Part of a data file
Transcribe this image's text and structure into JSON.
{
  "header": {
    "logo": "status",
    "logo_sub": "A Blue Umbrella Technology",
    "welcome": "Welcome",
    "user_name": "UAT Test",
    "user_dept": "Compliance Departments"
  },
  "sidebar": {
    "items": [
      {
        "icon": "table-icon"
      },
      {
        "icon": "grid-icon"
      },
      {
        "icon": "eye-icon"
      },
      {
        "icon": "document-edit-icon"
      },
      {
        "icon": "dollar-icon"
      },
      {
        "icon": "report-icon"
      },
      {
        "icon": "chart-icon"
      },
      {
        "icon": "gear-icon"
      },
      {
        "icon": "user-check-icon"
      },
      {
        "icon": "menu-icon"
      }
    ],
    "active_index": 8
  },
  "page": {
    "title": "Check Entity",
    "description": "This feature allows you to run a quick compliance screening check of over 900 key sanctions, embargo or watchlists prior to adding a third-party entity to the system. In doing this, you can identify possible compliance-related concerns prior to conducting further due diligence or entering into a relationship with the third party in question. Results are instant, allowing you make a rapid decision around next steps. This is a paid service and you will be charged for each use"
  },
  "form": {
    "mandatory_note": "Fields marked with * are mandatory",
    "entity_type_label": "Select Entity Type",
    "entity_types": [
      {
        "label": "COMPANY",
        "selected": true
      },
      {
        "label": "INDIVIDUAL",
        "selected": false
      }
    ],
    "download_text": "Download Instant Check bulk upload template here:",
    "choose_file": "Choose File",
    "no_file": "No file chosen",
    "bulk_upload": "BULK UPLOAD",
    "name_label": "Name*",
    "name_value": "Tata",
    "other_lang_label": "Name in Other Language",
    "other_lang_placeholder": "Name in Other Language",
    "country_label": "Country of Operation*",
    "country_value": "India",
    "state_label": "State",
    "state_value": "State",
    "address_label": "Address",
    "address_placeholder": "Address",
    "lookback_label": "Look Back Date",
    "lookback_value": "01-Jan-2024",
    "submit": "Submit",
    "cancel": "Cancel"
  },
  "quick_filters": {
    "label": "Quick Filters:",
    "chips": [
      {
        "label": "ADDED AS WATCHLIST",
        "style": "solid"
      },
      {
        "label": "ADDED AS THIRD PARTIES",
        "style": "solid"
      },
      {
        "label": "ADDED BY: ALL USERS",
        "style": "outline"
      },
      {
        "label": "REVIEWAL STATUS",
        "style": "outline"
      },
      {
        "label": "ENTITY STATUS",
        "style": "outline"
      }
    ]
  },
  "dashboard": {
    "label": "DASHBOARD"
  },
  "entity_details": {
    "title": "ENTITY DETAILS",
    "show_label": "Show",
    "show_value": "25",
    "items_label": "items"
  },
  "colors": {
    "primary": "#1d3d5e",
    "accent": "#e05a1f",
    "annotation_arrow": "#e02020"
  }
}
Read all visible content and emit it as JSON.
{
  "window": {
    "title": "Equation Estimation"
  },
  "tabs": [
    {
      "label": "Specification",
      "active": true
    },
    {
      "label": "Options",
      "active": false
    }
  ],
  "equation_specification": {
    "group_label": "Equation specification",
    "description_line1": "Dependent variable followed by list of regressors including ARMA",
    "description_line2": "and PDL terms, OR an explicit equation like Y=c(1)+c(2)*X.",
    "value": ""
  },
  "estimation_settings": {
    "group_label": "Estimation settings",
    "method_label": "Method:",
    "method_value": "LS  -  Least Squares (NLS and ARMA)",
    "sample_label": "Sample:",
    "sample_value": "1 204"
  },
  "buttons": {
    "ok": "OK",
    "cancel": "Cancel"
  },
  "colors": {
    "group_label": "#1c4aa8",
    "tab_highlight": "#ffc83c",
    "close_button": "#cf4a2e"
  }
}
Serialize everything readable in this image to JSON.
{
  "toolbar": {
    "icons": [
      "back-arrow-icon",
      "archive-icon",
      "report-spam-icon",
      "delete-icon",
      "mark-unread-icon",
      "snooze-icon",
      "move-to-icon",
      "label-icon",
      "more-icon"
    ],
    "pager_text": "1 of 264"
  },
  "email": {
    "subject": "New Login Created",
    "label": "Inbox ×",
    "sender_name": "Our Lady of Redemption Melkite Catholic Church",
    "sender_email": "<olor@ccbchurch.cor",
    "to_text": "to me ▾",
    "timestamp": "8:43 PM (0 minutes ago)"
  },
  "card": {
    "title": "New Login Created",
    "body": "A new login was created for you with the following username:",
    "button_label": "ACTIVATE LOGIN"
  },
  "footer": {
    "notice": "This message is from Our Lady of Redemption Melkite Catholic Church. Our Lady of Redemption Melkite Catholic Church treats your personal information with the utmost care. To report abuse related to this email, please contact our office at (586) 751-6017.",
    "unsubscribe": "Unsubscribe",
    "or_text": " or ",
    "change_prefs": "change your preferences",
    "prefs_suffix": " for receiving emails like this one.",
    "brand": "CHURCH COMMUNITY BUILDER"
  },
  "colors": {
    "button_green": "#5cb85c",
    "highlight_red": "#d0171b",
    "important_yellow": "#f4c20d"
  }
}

#### DIRECTION:
Locate the word "like" in the entries, and copy every line where it is found.

#### SOLUTION TO THIS TASK:
    "description_line2": "and PDL terms, OR an explicit equation like Y=c(1)+c(2)*X.",
    "prefs_suffix": " for receiving emails like this one.",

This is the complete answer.